▶ Job
Quote the whole listing exactly. Leave the pictures out of your copy.

------

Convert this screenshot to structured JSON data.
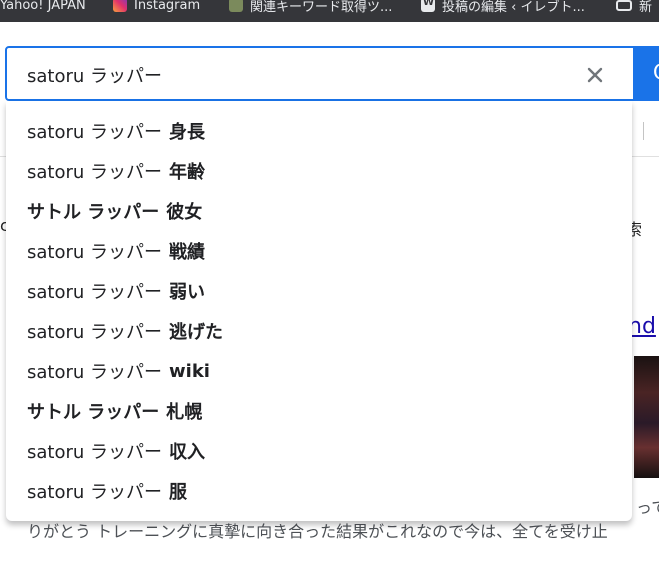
{
  "bookmarks_bar": {
    "items": [
      {
        "label": "Yahoo! JAPAN",
        "icon": "none"
      },
      {
        "label": "Instagram",
        "icon": "instagram-icon"
      },
      {
        "label": "関連キーワード取得ツ...",
        "icon": "image-icon"
      },
      {
        "label": "投稿の編集 ‹ イレブト...",
        "icon": "wordpress-icon"
      },
      {
        "label": "新",
        "icon": "folder-icon"
      }
    ]
  },
  "search": {
    "query": "satoru ラッパー",
    "button_glyph": "Q"
  },
  "suggestions": [
    {
      "base": "satoru ラッパー",
      "completion": "身長",
      "bold_base": false
    },
    {
      "base": "satoru ラッパー",
      "completion": "年齢",
      "bold_base": false
    },
    {
      "base": "サトル ラッパー",
      "completion": "彼女",
      "bold_base": true
    },
    {
      "base": "satoru ラッパー",
      "completion": "戦績",
      "bold_base": false
    },
    {
      "base": "satoru ラッパー",
      "completion": "弱い",
      "bold_base": false
    },
    {
      "base": "satoru ラッパー",
      "completion": "逃げた",
      "bold_base": false
    },
    {
      "base": "satoru ラッパー",
      "completion": "wiki",
      "bold_base": false
    },
    {
      "base": "サトル ラッパー",
      "completion": "札幌",
      "bold_base": true
    },
    {
      "base": "satoru ラッパー",
      "completion": "収入",
      "bold_base": false
    },
    {
      "base": "satoru ラッパー",
      "completion": "服",
      "bold_base": false
    }
  ],
  "background": {
    "left_fragment": "c",
    "right_fragment": "索",
    "link_fragment": "nd",
    "right_fragment_2": "って",
    "snippet": "りがとう トレーニングに真摯に向き合った結果がこれなので今は、全てを受け止"
  },
  "colors": {
    "accent": "#1a73e8",
    "bookmarks_bg": "#35363a",
    "link": "#1a0dab"
  }
}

------

▶ Exercise answer
Convert this screenshot to structured JSON data.
{
  "bookmarks_bar": {
    "items": [
      {
        "label": "Yahoo! JAPAN",
        "icon": "none"
      },
      {
        "label": "Instagram",
        "icon": "instagram-icon"
      },
      {
        "label": "関連キーワード取得ツ...",
        "icon": "image-icon"
      },
      {
        "label": "投稿の編集 ‹ イレブト...",
        "icon": "wordpress-icon"
      },
      {
        "label": "新",
        "icon": "folder-icon"
      }
    ]
  },
  "search": {
    "query": "satoru ラッパー",
    "button_glyph": "Q"
  },
  "suggestions": [
    {
      "base": "satoru ラッパー",
      "completion": "身長",
      "bold_base": false
    },
    {
      "base": "satoru ラッパー",
      "completion": "年齢",
      "bold_base": false
    },
    {
      "base": "サトル ラッパー",
      "completion": "彼女",
      "bold_base": true
    },
    {
      "base": "satoru ラッパー",
      "completion": "戦績",
      "bold_base": false
    },
    {
      "base": "satoru ラッパー",
      "completion": "弱い",
      "bold_base": false
    },
    {
      "base": "satoru ラッパー",
      "completion": "逃げた",
      "bold_base": false
    },
    {
      "base": "satoru ラッパー",
      "completion": "wiki",
      "bold_base": false
    },
    {
      "base": "サトル ラッパー",
      "completion": "札幌",
      "bold_base": true
    },
    {
      "base": "satoru ラッパー",
      "completion": "収入",
      "bold_base": false
    },
    {
      "base": "satoru ラッパー",
      "completion": "服",
      "bold_base": false
    }
  ],
  "background": {
    "left_fragment": "c",
    "right_fragment": "索",
    "link_fragment": "nd",
    "right_fragment_2": "って",
    "snippet": "りがとう トレーニングに真摯に向き合った結果がこれなので今は、全てを受け止"
  },
  "colors": {
    "accent": "#1a73e8",
    "bookmarks_bg": "#35363a",
    "link": "#1a0dab"
  }
}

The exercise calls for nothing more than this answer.